Extracted text ::
What is shifting? Some people relate it to lucid dreaming, only it’s supposedly not a dream at all, but a way for human beings to project themselves into another world while their bodies remain in this one. The rage of shifting came onto Tik Tok as users were claiming to have successfully “shifted” to Hogwarts and experienced friendships, relationships, and life in real-time for anywhere from a few months to several years before returning to this reality.

At first, I thought surely this was a joke, a prank, or even a desperate cry for attention, but upon further research, I stumbled onto adults that had podcasts and Youtube videos where they spoke about their extensive experience with shifting. This told me one thing – Gen Z didn’t invent this. After that, it was suddenly everywhere from government conspiracies that claimed powerful people knew of our ability to do this, to claims that certain vibrational frequencies encourage a quicker transition to names for settings such as CR (current reality), WR (waiting room), and DR (desired reality). 

Moreover, people write scripts that entail visual and written elements of their DR to better help them shift into it. Such elements include their desired appearance, desired identity, capabilities, friendships, lovers, age, and backstories. In this way, shifting is essentially writing oneself into a story of their own design. 

So are thousands of people lying about this or could it actually be true? Who knows.

But if it is true, what does this mean for the human brain’s capabilities, and for the existence of the spiritual world? Could these realities be real, or merely an advanced, self-induced hallucination to aid in confirmation bias? If all of it points to something immaterial and not imagined, could this help humanity get, at least in part, spiritually and intellectually beyond where we are now, or will it create an addictive means of escapism as a negative coping mechanism? 

I suppose time will tell if all the rumors are true and what, if anything, should be made of them.

Written tasks ::
[1] Retype the passage on shifting, starting with "What is shifting?" and going on through "to this reality.", exactly as it appears.
[2] Echo the listing's lines starting with the line with "legend-label: Rotorua District" and going on through the line with "legend-label: New Zealand", and give only those lines, unchanged.

Exercise input ::
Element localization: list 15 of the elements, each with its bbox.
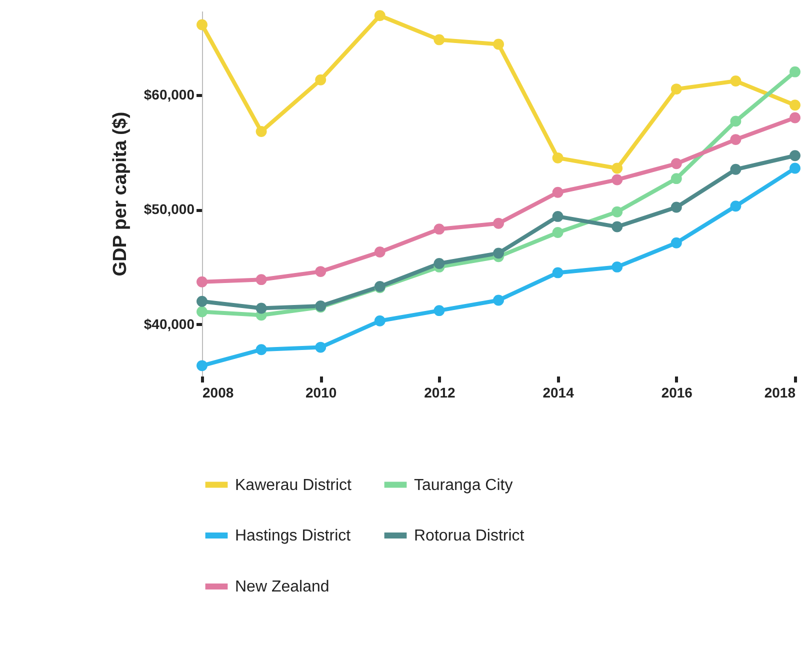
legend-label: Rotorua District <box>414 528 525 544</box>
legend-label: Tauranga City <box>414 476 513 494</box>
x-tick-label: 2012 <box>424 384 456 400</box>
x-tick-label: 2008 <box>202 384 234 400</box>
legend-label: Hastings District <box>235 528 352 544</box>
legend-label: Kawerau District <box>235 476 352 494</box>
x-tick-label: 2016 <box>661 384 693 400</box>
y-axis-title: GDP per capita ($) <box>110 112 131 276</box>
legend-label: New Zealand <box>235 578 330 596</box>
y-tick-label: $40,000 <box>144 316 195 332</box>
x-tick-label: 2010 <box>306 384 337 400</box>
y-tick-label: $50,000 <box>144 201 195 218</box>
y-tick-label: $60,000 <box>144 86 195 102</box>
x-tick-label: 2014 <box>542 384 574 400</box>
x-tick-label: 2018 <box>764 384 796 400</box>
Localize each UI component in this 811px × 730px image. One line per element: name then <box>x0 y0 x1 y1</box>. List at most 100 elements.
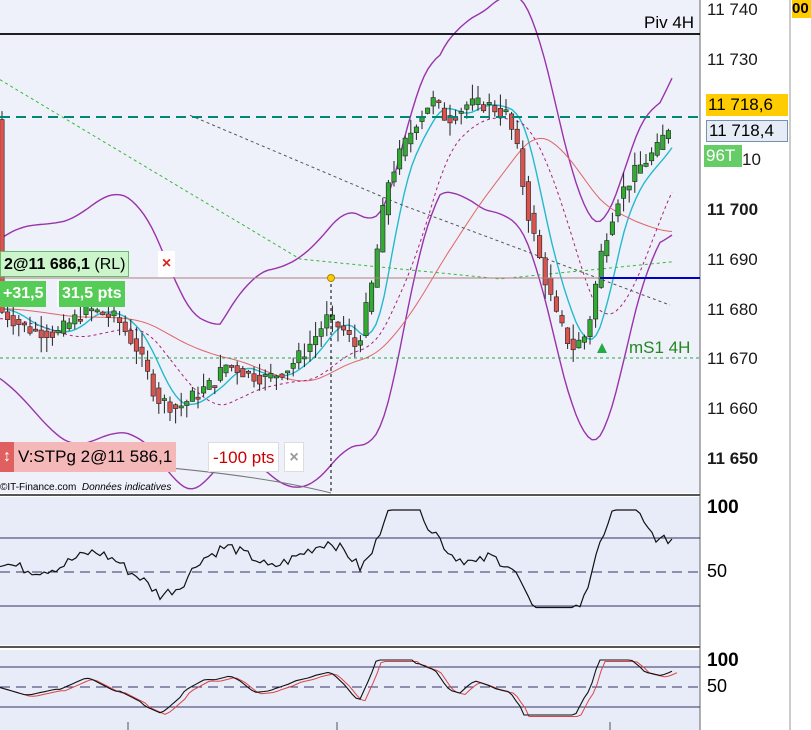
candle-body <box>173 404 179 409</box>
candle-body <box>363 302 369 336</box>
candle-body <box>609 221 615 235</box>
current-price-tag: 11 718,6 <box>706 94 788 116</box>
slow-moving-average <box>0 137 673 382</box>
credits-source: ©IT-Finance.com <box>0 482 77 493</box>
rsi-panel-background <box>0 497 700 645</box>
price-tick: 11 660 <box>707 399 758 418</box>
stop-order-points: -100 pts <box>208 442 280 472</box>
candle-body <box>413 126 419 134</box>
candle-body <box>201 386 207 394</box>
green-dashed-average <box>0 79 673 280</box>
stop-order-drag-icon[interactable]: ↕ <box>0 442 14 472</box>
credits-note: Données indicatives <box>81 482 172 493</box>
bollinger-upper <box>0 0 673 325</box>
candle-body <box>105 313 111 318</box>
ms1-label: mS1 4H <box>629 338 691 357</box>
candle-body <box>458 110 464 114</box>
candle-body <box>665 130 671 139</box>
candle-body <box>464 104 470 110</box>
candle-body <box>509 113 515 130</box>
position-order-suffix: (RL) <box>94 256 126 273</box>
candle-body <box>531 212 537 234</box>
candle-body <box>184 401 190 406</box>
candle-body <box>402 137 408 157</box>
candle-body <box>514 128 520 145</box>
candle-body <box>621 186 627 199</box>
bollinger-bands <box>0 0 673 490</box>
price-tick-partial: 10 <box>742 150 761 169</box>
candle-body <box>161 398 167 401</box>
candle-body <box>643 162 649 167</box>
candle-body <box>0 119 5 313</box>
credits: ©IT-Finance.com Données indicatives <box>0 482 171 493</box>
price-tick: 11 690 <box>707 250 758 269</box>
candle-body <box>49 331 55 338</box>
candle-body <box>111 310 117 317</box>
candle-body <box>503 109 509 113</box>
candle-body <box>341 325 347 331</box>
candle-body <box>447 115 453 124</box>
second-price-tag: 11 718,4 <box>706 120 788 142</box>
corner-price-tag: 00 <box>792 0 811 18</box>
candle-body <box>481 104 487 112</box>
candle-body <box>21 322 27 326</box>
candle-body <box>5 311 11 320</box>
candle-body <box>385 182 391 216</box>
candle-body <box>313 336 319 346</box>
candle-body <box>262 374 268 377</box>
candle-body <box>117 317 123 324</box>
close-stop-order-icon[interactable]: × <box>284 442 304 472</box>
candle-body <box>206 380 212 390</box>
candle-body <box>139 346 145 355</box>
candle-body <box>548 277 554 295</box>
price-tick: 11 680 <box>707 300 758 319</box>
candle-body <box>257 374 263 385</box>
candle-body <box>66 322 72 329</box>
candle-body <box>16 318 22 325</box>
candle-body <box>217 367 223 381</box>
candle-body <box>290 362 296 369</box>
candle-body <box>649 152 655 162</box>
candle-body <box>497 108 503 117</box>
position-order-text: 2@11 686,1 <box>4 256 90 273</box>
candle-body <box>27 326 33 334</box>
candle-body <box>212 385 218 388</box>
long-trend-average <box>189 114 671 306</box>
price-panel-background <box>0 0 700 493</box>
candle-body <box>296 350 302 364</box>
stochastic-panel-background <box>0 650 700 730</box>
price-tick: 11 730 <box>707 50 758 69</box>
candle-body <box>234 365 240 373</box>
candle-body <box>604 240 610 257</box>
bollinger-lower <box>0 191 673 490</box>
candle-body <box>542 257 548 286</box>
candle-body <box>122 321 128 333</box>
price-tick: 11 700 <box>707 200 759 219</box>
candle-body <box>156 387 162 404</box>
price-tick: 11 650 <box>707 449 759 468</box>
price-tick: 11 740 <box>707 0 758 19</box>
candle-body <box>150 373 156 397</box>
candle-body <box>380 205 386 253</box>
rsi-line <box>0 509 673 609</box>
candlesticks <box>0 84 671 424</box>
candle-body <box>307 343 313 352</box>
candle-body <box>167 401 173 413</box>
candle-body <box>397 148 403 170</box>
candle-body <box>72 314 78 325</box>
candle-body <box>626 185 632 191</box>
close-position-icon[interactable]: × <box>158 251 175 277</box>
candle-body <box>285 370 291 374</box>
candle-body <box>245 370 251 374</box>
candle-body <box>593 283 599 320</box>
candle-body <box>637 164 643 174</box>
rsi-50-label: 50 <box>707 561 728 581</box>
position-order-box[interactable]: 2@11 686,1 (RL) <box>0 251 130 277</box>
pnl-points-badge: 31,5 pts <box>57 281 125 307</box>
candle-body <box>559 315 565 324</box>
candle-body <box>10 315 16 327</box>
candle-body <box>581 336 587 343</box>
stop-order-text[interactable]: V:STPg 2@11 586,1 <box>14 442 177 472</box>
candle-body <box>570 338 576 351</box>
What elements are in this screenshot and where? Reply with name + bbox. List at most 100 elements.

Responses ::
[1]
What is shifting? Some people relate it to lucid dreaming, only it’s supposedly not a dream at all, but a way for human beings to project themselves into another world while their bodies remain in this one. The rage of shifting came onto Tik Tok as users were claiming to have successfully “shifted” to Hogwarts and experienced friendships, relationships, and life in real-time for anywhere from a few months to several years before returning to this reality.

[2]
legend-label: Rotorua District <box>414 528 525 544</box>
legend-label: Tauranga City <box>414 476 513 494</box>
x-tick-label: 2012 <box>424 384 456 400</box>
x-tick-label: 2008 <box>202 384 234 400</box>
legend-label: Hastings District <box>235 528 352 544</box>
legend-label: Kawerau District <box>235 476 352 494</box>
x-tick-label: 2016 <box>661 384 693 400</box>
y-axis-title: GDP per capita ($) <box>110 112 131 276</box>
legend-label: New Zealand <box>235 578 330 596</box>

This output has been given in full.